* Your objective: Find the lines with "часов" in them and copy them out.

(Extracted data entries)
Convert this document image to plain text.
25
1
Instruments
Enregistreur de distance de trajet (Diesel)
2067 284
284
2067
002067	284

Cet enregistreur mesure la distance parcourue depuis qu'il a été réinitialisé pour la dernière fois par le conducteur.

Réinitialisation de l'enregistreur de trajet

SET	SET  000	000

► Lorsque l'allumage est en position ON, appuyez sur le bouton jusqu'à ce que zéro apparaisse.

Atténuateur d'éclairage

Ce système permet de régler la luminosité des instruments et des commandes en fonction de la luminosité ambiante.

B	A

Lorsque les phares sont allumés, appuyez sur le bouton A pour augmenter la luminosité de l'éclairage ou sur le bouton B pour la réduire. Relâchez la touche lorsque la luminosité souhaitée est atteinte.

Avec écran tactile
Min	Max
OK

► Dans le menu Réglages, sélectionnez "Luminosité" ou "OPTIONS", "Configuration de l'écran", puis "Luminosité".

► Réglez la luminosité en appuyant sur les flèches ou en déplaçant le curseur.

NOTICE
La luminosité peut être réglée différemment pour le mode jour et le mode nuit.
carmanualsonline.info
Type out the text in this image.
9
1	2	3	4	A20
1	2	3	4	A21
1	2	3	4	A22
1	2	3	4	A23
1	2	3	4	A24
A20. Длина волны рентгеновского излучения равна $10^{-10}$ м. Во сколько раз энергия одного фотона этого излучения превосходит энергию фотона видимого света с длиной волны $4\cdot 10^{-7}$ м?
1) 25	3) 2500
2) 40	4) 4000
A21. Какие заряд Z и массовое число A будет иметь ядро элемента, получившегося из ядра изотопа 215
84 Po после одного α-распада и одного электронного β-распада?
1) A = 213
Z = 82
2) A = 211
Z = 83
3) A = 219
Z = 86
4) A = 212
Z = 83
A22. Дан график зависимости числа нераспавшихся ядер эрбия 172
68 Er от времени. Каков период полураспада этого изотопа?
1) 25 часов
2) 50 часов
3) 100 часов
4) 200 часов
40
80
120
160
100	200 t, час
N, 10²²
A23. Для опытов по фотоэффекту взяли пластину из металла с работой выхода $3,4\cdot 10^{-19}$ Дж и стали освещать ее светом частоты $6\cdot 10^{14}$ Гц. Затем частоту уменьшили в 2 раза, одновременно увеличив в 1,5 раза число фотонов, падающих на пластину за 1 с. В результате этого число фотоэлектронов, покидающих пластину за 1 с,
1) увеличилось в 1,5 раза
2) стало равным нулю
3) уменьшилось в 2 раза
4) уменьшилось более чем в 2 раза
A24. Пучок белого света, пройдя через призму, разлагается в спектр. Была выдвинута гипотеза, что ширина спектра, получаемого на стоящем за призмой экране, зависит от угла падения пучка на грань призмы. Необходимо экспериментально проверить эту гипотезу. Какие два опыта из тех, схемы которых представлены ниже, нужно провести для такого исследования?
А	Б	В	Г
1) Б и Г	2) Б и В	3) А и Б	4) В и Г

* Finished task:
1) 25 часов
2) 50 часов
3) 100 часов
4) 200 часов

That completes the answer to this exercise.